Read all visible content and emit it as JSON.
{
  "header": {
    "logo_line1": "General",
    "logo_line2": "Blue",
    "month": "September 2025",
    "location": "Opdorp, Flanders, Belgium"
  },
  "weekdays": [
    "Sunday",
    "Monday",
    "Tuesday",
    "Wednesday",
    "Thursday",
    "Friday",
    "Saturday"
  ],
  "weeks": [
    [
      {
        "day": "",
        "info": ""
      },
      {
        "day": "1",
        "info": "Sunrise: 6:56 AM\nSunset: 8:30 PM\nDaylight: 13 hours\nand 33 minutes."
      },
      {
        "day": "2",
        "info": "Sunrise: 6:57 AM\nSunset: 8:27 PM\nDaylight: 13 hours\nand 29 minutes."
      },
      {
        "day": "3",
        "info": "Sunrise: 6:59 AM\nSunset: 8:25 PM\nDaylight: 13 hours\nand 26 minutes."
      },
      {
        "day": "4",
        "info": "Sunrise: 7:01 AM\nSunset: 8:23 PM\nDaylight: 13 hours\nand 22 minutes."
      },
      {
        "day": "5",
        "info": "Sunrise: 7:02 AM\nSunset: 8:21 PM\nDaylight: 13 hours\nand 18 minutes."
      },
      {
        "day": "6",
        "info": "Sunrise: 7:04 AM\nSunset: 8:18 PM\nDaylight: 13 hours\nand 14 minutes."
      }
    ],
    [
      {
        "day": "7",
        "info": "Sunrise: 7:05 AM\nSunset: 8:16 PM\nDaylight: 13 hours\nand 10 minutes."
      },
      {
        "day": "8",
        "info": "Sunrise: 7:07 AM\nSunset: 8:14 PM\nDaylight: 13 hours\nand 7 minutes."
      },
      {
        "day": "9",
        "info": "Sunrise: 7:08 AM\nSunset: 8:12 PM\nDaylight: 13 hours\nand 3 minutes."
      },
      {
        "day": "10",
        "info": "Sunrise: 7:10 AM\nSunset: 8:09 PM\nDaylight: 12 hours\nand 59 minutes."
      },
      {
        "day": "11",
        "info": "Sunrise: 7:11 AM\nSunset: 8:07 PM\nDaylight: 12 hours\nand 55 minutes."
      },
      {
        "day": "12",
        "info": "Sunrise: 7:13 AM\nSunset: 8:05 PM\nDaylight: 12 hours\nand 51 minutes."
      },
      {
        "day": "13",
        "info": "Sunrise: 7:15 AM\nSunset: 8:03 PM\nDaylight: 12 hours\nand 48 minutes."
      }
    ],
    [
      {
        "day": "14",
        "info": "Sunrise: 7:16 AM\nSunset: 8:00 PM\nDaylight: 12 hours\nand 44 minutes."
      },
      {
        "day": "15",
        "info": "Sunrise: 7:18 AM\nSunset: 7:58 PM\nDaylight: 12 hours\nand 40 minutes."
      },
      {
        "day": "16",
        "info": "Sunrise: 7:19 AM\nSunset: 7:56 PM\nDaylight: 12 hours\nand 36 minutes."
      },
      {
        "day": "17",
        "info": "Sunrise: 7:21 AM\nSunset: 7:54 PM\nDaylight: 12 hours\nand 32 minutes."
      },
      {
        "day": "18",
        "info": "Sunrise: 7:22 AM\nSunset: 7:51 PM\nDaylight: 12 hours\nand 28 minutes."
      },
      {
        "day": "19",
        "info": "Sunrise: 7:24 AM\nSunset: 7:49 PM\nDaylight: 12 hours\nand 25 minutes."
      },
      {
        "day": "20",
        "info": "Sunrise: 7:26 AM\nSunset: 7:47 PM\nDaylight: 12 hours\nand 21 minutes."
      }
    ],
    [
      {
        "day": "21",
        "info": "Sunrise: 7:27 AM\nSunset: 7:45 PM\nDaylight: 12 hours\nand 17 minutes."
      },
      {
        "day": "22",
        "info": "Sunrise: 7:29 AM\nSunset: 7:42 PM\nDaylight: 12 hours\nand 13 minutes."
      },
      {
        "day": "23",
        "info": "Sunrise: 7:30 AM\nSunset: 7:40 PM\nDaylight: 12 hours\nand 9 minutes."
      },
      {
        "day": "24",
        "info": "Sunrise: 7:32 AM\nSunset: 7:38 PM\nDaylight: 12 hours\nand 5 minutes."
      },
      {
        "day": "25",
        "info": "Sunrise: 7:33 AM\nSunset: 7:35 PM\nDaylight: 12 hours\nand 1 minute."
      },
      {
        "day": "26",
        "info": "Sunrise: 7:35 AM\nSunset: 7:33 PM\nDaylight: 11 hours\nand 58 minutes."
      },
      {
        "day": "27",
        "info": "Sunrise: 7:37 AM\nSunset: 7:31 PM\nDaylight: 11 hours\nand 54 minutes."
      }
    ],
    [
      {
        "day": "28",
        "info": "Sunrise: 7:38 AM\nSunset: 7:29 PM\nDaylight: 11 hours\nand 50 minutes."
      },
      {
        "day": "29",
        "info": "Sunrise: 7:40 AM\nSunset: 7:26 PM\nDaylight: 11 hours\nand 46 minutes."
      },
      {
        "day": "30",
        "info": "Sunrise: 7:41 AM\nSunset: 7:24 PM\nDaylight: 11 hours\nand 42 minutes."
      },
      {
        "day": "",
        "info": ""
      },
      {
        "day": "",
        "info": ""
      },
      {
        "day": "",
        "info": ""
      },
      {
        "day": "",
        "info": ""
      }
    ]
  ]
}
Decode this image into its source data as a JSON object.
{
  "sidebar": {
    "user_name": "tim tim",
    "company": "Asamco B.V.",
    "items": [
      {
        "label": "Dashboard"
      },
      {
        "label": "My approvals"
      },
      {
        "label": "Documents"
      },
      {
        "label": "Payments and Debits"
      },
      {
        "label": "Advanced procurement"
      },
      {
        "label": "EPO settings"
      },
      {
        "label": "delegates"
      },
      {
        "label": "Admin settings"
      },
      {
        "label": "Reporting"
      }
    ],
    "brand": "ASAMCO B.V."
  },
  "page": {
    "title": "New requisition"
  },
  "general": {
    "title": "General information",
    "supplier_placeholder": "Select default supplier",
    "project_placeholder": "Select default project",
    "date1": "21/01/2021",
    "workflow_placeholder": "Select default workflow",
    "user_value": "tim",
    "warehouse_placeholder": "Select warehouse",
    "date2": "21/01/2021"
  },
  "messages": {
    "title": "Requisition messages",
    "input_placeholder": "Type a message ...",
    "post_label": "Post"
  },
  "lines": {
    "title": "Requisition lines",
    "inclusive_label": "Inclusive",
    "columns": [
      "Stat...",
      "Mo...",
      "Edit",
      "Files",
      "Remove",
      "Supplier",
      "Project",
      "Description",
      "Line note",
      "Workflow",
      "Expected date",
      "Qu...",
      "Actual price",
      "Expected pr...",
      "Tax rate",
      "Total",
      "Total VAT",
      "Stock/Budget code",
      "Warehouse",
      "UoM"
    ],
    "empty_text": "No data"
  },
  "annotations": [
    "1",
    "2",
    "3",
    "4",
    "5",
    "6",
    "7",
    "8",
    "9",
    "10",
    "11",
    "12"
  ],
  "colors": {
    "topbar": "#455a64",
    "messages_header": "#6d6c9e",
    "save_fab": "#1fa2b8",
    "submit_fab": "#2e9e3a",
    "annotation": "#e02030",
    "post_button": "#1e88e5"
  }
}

▸ **Goal of the exercise**
Copy out every line of the data that includes "Select".

▸ **Task output**
    "supplier_placeholder": "Select default supplier",
    "project_placeholder": "Select default project",
    "workflow_placeholder": "Select default workflow",
    "warehouse_placeholder": "Select warehouse",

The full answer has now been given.